Directions for this task: Locate each line in the records containing "如图所示". Copy it.

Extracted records
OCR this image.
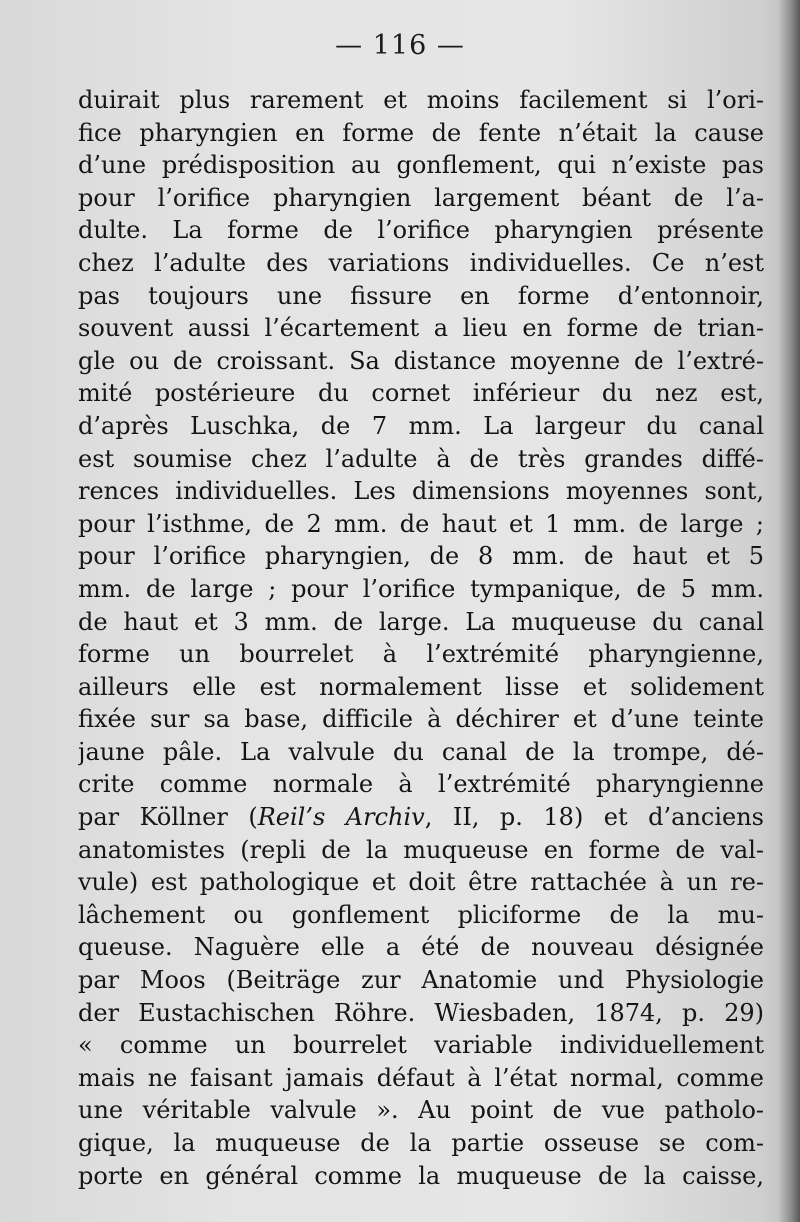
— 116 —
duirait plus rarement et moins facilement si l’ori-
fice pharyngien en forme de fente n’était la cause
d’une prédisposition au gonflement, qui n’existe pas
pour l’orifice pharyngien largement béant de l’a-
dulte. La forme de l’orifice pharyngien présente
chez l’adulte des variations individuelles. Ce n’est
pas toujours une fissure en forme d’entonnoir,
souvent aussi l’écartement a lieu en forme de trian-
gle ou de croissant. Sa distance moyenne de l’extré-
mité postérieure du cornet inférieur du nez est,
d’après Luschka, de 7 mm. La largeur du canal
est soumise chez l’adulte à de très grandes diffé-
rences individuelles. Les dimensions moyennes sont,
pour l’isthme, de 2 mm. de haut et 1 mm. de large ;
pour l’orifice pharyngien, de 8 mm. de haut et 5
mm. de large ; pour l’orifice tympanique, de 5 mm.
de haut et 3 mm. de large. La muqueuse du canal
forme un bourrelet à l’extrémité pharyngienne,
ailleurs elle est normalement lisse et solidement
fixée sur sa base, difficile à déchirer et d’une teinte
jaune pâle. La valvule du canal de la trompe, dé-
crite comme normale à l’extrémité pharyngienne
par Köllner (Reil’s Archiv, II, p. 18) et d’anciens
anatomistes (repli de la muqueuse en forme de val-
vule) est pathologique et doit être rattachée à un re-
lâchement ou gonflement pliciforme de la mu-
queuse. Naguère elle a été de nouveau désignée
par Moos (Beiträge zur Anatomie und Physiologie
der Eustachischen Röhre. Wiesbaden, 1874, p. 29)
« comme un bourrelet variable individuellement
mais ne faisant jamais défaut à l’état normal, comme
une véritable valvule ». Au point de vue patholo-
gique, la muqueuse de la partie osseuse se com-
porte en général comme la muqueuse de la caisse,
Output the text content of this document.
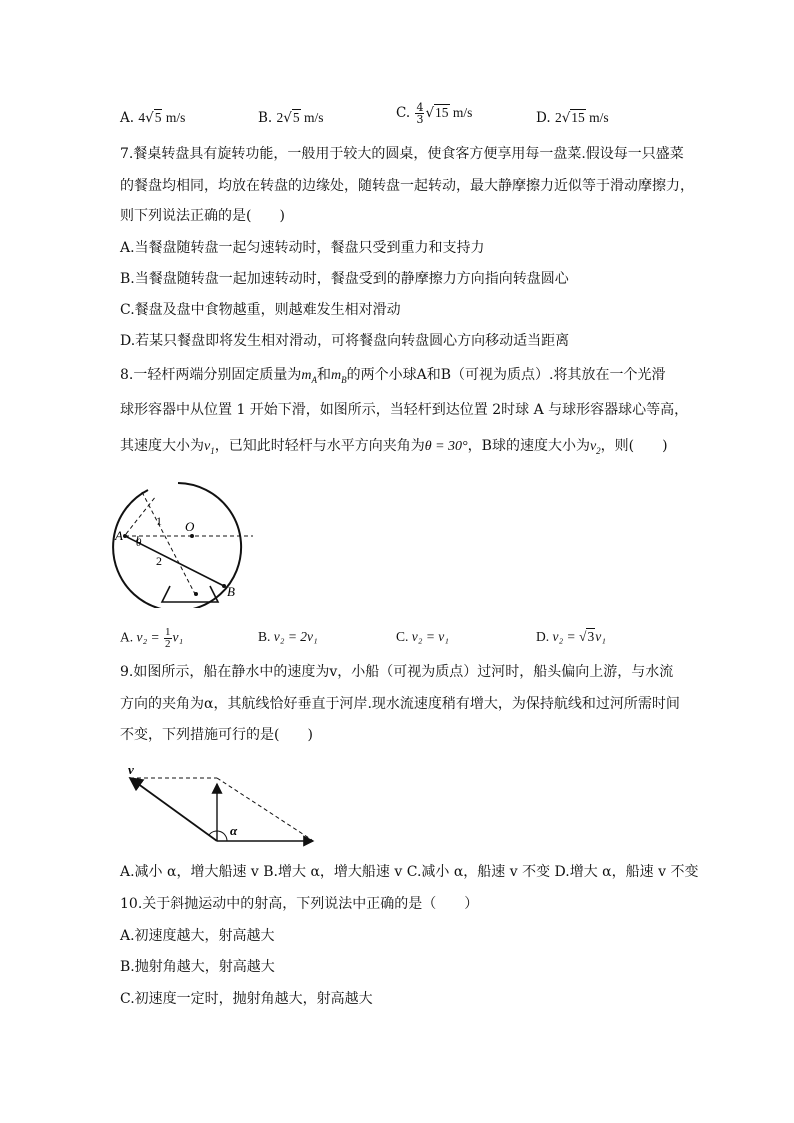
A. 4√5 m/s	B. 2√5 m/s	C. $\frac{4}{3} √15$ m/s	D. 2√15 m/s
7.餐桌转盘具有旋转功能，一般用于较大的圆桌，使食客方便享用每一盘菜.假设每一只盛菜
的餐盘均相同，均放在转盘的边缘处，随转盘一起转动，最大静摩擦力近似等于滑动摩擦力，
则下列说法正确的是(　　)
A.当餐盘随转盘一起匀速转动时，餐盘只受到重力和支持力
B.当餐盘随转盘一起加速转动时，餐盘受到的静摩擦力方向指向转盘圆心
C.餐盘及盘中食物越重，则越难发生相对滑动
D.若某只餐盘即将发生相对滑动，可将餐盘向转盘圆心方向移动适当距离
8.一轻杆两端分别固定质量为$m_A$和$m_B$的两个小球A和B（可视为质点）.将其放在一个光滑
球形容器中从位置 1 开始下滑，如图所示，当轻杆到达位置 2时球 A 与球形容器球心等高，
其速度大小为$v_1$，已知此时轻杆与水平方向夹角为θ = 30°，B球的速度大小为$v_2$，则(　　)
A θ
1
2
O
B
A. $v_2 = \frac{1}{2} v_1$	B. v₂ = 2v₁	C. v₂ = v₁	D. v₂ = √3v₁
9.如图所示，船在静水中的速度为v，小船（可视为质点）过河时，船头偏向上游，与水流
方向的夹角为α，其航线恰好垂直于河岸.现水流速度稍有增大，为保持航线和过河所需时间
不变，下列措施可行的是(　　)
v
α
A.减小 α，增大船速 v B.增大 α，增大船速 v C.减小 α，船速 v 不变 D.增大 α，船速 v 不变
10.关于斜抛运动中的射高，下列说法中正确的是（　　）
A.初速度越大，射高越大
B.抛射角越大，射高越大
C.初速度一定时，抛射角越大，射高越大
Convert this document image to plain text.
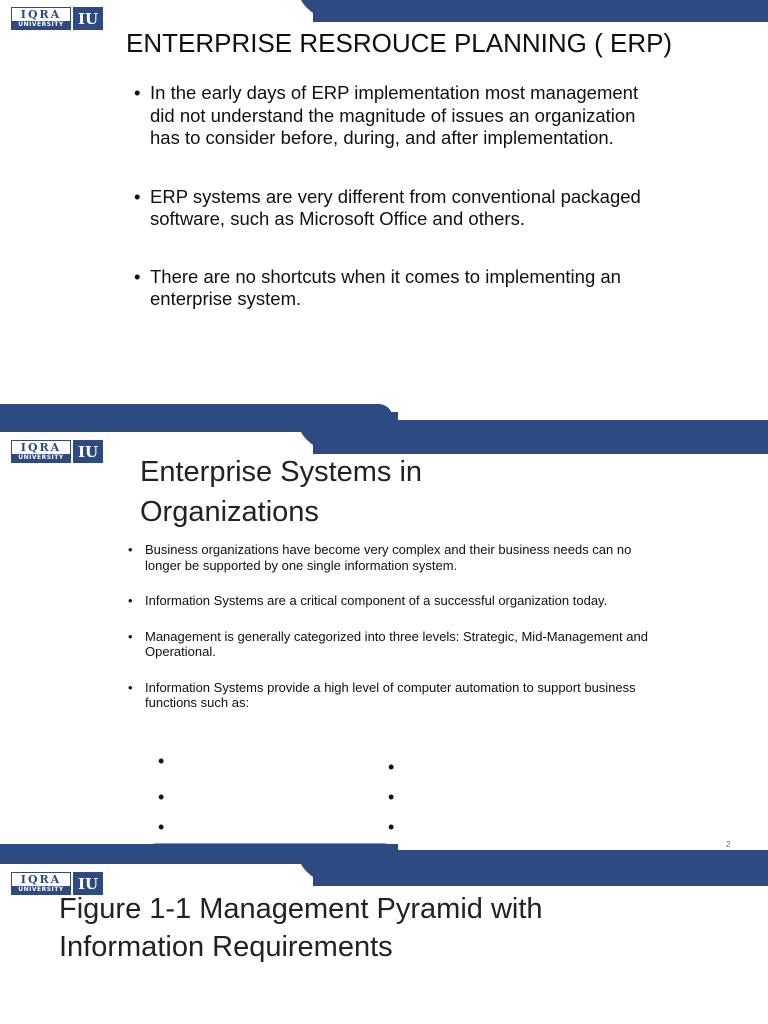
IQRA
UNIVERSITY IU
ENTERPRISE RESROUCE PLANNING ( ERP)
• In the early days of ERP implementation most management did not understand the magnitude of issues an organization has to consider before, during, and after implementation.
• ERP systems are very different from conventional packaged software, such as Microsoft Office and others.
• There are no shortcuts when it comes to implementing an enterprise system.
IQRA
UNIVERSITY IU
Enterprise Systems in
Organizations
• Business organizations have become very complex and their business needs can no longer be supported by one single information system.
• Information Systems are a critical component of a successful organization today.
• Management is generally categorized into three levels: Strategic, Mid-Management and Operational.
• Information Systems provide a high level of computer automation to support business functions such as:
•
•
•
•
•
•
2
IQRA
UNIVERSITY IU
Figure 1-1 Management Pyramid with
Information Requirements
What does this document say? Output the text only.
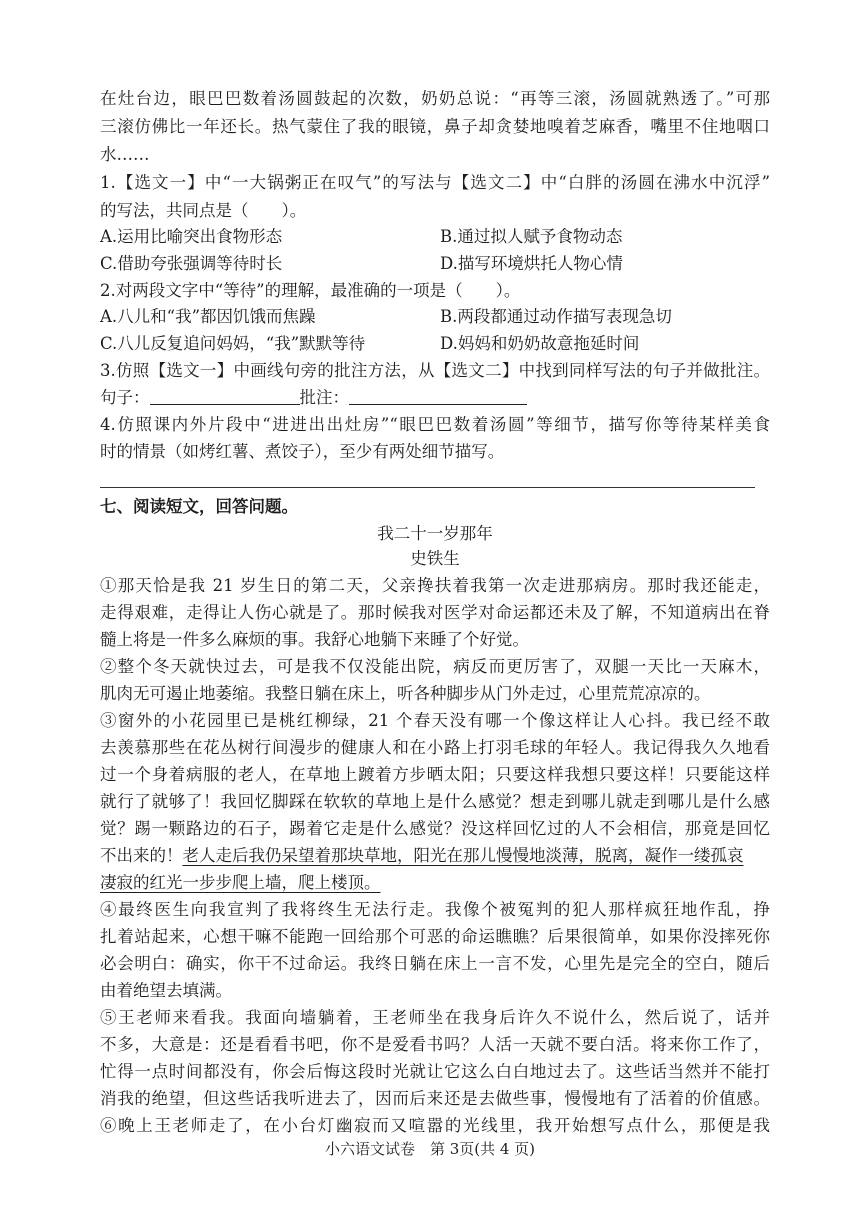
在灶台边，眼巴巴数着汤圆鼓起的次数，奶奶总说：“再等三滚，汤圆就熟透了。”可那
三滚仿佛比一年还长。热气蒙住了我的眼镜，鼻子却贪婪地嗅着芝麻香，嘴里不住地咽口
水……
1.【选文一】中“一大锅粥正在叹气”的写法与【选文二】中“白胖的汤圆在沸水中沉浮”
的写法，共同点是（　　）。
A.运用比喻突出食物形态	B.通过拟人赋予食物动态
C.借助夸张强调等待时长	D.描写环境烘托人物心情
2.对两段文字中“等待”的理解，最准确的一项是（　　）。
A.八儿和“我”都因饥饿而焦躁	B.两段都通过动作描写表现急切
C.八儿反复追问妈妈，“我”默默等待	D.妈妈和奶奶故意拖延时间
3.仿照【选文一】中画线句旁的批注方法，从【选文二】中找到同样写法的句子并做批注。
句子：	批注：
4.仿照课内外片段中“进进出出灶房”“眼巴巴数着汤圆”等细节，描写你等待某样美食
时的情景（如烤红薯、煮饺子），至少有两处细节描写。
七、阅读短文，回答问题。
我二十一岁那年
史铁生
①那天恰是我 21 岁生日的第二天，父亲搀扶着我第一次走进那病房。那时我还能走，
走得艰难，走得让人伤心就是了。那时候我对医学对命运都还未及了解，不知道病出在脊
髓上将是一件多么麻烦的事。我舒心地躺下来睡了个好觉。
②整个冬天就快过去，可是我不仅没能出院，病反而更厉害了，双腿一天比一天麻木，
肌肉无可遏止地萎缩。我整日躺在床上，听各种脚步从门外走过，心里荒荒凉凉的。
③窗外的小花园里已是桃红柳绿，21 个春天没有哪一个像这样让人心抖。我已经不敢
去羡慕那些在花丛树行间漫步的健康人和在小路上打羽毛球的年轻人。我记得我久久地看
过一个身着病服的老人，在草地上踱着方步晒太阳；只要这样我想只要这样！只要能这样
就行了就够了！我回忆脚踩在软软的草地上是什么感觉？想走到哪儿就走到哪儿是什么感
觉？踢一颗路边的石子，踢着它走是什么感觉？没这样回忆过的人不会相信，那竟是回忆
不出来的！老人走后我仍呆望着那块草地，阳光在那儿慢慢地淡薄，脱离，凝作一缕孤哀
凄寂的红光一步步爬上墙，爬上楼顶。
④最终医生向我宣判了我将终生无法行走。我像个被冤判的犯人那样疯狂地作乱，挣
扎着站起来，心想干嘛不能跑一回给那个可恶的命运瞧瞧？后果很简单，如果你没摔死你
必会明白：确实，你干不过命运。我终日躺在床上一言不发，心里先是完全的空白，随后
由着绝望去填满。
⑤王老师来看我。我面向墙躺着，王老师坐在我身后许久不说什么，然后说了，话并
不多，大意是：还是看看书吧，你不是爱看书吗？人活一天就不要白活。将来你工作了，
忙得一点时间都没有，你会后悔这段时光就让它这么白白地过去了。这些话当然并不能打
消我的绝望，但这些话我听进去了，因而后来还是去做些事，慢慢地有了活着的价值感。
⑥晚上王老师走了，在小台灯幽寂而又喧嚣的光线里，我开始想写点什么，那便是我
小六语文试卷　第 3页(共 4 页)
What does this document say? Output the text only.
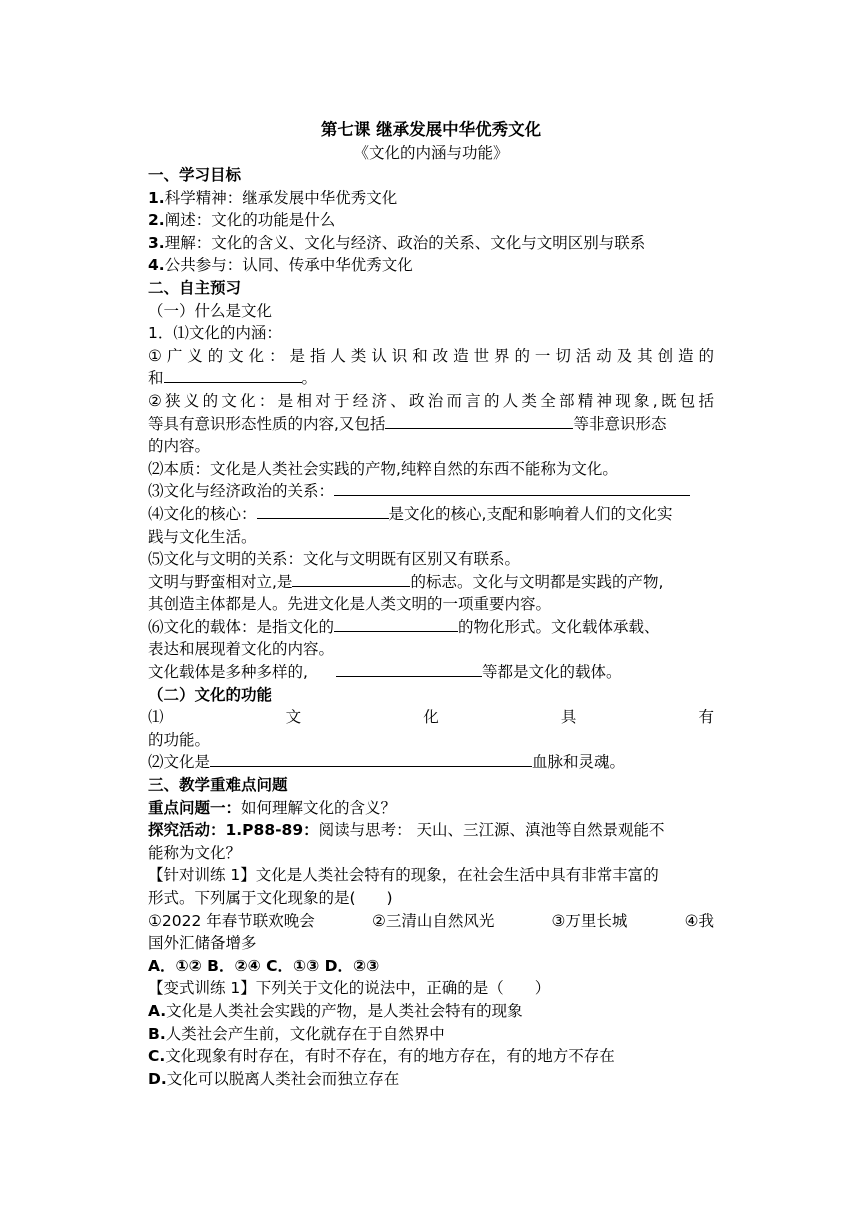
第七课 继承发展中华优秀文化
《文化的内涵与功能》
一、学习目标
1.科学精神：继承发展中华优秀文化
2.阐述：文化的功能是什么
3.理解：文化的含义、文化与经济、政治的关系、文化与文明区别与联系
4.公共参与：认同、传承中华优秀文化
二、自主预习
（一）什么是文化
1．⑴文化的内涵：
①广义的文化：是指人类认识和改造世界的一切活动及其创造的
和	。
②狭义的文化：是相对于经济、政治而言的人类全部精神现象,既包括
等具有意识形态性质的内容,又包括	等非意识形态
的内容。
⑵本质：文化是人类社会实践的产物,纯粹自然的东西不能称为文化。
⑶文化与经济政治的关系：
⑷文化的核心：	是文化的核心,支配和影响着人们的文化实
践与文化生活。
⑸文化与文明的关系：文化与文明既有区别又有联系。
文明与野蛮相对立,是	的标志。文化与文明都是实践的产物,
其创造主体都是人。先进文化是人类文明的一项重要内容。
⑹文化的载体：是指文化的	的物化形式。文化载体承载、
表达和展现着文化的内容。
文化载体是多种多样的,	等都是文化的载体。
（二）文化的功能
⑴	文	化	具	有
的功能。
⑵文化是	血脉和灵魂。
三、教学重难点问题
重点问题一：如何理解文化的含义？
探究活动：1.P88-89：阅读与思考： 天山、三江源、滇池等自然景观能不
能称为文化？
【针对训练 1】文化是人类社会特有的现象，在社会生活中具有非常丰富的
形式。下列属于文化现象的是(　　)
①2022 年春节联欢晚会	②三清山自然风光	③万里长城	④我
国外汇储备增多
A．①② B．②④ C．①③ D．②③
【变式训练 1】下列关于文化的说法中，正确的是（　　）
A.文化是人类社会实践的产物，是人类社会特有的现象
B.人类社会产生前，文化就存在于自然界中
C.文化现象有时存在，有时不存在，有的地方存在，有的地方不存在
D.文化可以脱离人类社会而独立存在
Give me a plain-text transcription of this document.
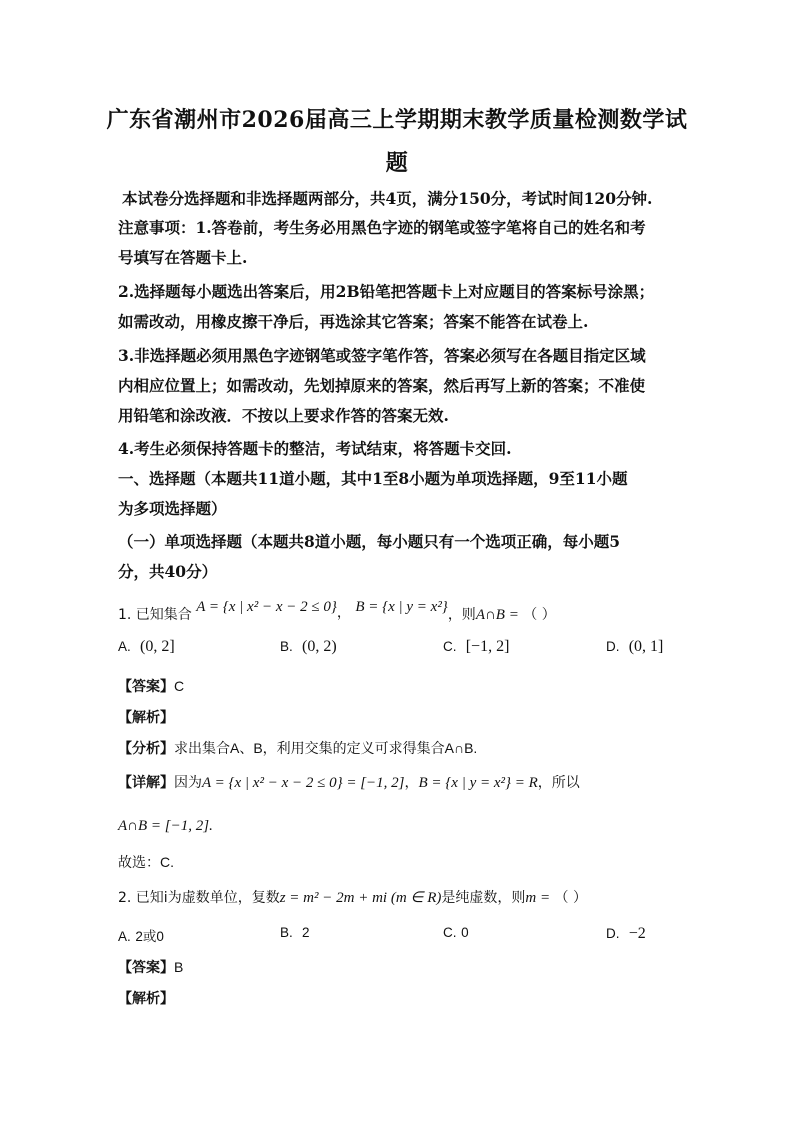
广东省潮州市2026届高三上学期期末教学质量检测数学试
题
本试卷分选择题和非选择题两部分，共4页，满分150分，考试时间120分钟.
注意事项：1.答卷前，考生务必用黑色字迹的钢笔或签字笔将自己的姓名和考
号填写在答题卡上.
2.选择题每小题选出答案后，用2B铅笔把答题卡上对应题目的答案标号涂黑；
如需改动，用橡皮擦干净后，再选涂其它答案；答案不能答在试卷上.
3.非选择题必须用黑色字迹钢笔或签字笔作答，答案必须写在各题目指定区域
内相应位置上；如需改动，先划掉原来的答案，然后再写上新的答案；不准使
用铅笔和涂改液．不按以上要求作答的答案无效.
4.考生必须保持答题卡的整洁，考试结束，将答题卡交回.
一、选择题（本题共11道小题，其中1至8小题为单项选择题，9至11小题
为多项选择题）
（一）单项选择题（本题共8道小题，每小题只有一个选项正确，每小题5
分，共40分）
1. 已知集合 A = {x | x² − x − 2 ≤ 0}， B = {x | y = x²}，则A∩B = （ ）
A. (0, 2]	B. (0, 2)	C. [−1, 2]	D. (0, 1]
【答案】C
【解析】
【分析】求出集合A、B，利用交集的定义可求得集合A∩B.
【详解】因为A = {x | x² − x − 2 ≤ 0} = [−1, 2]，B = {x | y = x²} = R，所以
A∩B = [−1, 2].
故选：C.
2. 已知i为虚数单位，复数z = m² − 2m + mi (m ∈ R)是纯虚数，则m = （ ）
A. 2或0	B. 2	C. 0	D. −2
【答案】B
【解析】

Answer to this exercise:
球形容器中从位置 1 开始下滑，如图所示，当轻杆到达位置 2时球 A 与球形容器球心等高，
9.如图所示，船在静水中的速度为v，小船（可视为质点）过河时，船头偏向上游，与水流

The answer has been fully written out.